*Problem to solve:*
Gather each line containing the string "candlestick" from these entries.

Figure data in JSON
● ● ● ● ● ● ●

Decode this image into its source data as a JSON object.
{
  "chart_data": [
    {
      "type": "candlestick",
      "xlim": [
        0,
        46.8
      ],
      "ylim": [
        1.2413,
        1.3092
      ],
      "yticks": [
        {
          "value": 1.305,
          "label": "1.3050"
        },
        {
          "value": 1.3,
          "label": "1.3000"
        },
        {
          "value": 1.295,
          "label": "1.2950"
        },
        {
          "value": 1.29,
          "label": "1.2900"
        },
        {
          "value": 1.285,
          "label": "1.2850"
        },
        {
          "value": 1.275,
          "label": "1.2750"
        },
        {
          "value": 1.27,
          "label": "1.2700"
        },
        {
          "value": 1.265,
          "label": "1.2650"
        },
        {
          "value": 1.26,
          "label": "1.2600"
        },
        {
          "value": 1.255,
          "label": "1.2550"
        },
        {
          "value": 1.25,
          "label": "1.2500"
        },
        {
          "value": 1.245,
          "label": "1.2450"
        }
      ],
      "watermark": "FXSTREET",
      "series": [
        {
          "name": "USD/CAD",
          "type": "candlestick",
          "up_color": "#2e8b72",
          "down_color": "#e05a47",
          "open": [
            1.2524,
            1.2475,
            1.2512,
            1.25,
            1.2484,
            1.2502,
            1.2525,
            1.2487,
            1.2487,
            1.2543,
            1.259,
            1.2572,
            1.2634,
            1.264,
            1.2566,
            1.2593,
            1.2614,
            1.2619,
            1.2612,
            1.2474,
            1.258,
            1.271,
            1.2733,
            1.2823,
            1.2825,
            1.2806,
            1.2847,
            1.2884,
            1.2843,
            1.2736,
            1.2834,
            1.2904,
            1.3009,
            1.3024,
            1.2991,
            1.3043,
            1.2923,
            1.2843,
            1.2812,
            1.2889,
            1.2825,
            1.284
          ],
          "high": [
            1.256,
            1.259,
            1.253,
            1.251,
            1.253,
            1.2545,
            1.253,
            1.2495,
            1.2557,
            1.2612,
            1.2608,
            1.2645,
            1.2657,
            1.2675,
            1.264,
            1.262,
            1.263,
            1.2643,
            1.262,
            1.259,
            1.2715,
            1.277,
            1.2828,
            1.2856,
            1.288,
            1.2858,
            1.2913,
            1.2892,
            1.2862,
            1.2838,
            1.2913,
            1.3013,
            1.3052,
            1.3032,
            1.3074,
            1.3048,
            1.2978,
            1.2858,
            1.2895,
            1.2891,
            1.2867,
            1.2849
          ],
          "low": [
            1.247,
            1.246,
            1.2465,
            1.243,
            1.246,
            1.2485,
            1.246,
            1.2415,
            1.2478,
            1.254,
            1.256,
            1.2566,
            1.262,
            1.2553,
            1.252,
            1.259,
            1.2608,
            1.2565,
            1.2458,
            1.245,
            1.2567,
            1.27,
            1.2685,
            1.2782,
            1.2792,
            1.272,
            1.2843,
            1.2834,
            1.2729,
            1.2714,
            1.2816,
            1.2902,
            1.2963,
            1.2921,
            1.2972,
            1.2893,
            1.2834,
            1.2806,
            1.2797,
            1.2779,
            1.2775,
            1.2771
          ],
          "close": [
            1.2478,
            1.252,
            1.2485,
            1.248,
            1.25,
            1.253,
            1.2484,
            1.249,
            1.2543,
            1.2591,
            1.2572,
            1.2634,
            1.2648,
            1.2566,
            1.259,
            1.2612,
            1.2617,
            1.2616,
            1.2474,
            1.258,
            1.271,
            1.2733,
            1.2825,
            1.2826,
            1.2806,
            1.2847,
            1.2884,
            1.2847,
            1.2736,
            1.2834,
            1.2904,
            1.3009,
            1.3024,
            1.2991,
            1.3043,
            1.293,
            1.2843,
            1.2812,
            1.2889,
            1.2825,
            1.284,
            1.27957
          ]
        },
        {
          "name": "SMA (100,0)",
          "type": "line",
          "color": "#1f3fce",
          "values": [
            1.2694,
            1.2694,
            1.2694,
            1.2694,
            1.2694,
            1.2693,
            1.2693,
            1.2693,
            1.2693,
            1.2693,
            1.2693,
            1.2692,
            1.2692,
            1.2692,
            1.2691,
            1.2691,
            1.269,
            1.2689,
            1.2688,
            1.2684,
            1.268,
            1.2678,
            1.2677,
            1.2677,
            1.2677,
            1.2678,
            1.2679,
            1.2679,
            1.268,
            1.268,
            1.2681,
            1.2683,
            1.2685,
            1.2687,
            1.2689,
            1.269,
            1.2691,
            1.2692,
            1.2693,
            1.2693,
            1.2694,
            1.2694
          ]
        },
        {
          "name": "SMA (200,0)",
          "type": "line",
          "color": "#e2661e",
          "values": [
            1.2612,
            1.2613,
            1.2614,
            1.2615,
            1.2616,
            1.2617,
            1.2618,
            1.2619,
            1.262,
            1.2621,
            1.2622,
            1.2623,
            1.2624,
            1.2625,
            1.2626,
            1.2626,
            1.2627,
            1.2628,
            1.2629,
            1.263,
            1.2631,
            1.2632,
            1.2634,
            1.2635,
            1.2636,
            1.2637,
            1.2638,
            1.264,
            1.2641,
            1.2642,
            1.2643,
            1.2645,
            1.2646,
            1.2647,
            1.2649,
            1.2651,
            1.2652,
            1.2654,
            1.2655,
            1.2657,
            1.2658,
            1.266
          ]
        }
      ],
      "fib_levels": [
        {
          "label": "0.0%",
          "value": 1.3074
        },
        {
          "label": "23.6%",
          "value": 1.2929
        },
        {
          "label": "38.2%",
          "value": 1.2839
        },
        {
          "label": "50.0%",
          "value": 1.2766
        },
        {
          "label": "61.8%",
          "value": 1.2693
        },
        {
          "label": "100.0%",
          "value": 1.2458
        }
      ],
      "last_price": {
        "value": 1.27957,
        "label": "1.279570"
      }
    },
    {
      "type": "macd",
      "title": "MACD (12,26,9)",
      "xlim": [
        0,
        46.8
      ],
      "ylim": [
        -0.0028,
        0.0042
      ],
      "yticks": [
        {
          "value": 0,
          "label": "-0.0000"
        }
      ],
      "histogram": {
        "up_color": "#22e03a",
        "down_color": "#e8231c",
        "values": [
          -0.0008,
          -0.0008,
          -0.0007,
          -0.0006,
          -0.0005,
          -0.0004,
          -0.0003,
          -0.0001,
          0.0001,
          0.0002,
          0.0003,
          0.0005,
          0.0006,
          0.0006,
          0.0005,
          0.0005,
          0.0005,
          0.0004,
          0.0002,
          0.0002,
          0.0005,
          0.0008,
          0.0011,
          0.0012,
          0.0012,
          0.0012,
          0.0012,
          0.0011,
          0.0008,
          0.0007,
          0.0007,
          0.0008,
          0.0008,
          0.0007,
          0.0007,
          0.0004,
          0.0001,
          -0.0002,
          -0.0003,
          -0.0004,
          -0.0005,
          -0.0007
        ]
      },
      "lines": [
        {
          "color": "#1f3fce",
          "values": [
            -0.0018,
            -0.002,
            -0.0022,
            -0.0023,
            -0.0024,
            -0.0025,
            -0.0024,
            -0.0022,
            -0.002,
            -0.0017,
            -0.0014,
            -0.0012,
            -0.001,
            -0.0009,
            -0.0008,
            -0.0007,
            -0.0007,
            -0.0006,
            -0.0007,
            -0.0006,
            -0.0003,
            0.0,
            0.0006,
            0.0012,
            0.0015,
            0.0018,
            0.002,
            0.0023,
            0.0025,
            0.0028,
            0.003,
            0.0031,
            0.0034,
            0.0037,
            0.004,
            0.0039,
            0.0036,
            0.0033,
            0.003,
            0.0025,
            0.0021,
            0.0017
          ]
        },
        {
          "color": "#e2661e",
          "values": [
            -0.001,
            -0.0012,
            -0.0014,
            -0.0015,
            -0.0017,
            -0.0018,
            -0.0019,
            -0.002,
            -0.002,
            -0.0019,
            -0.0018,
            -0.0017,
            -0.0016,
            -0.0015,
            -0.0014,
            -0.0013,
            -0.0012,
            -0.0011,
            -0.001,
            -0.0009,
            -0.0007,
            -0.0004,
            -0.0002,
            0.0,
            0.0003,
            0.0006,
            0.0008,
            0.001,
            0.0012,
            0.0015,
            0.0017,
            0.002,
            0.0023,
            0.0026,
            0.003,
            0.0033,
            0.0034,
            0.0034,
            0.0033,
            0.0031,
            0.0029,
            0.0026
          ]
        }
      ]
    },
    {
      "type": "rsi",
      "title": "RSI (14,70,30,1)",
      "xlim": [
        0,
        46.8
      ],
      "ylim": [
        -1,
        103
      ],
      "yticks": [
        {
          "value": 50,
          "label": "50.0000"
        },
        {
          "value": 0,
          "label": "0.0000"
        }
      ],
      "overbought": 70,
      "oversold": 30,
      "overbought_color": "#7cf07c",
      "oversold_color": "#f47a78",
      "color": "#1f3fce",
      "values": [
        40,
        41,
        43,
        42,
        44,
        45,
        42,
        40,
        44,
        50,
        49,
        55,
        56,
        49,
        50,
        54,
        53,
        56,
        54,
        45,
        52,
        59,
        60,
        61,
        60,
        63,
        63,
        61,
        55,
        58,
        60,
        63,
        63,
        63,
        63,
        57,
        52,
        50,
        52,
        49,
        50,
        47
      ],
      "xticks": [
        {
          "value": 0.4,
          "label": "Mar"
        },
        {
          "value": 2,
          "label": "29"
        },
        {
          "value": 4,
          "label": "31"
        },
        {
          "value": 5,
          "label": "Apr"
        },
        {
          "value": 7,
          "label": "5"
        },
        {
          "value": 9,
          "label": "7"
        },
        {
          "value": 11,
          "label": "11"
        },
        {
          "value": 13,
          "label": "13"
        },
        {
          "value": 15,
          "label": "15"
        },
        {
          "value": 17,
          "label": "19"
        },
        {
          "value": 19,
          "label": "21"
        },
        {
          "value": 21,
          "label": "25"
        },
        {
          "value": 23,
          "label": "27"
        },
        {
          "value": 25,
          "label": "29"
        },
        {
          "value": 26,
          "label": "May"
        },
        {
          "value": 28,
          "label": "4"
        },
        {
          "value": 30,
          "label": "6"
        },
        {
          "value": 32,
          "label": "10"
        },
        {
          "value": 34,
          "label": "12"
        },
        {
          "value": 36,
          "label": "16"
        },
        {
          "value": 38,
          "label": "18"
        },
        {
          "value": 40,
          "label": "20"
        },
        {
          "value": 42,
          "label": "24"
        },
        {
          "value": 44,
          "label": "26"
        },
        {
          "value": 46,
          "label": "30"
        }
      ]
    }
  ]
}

● ● ● ● ● ● ●

*Task solution:*
      "type": "candlestick",
          "type": "candlestick",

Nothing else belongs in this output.